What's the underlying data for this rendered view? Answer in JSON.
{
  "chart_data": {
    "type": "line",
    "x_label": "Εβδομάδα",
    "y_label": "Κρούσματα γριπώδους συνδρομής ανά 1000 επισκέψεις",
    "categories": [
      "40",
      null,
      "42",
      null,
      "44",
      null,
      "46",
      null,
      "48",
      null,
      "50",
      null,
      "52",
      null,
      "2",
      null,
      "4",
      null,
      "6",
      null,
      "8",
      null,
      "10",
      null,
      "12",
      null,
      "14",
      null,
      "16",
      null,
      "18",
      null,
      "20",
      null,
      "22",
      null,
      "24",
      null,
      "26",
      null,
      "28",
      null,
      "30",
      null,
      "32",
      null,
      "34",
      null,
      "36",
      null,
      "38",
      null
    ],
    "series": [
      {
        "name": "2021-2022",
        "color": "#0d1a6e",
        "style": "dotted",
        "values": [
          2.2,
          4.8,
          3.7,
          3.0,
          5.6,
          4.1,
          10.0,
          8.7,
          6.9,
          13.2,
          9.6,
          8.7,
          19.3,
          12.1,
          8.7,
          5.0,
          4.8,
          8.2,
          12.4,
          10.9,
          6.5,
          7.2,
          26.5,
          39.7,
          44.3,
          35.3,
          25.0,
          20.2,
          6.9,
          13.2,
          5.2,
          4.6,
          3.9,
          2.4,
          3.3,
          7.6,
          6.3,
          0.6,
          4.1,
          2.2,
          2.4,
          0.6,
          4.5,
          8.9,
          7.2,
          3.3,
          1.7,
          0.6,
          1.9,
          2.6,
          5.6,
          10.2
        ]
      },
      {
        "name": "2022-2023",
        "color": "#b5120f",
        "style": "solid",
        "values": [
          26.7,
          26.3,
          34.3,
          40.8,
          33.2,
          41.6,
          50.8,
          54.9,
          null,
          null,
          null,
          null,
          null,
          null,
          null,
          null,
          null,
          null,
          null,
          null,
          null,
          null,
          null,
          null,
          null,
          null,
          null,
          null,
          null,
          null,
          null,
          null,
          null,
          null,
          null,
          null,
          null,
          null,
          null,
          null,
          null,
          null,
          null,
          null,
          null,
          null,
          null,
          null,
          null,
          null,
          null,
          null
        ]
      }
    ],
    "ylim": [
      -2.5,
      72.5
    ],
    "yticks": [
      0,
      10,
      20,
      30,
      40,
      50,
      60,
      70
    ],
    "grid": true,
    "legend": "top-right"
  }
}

───

**EXERCISE GOAL:**
Write out the entries above word for word.

**RESPONSE:**
What's the underlying data for this rendered view? Answer in JSON.
{
  "chart_data": {
    "type": "line",
    "x_label": "Εβδομάδα",
    "y_label": "Κρούσματα γριπώδους συνδρομής ανά 1000 επισκέψεις",
    "categories": [
      "40",
      null,
      "42",
      null,
      "44",
      null,
      "46",
      null,
      "48",
      null,
      "50",
      null,
      "52",
      null,
      "2",
      null,
      "4",
      null,
      "6",
      null,
      "8",
      null,
      "10",
      null,
      "12",
      null,
      "14",
      null,
      "16",
      null,
      "18",
      null,
      "20",
      null,
      "22",
      null,
      "24",
      null,
      "26",
      null,
      "28",
      null,
      "30",
      null,
      "32",
      null,
      "34",
      null,
      "36",
      null,
      "38",
      null
    ],
    "series": [
      {
        "name": "2021-2022",
        "color": "#0d1a6e",
        "style": "dotted",
        "values": [
          2.2,
          4.8,
          3.7,
          3.0,
          5.6,
          4.1,
          10.0,
          8.7,
          6.9,
          13.2,
          9.6,
          8.7,
          19.3,
          12.1,
          8.7,
          5.0,
          4.8,
          8.2,
          12.4,
          10.9,
          6.5,
          7.2,
          26.5,
          39.7,
          44.3,
          35.3,
          25.0,
          20.2,
          6.9,
          13.2,
          5.2,
          4.6,
          3.9,
          2.4,
          3.3,
          7.6,
          6.3,
          0.6,
          4.1,
          2.2,
          2.4,
          0.6,
          4.5,
          8.9,
          7.2,
          3.3,
          1.7,
          0.6,
          1.9,
          2.6,
          5.6,
          10.2
        ]
      },
      {
        "name": "2022-2023",
        "color": "#b5120f",
        "style": "solid",
        "values": [
          26.7,
          26.3,
          34.3,
          40.8,
          33.2,
          41.6,
          50.8,
          54.9,
          null,
          null,
          null,
          null,
          null,
          null,
          null,
          null,
          null,
          null,
          null,
          null,
          null,
          null,
          null,
          null,
          null,
          null,
          null,
          null,
          null,
          null,
          null,
          null,
          null,
          null,
          null,
          null,
          null,
          null,
          null,
          null,
          null,
          null,
          null,
          null,
          null,
          null,
          null,
          null,
          null,
          null,
          null,
          null
        ]
      }
    ],
    "ylim": [
      -2.5,
      72.5
    ],
    "yticks": [
      0,
      10,
      20,
      30,
      40,
      50,
      60,
      70
    ],
    "grid": true,
    "legend": "top-right"
  }
}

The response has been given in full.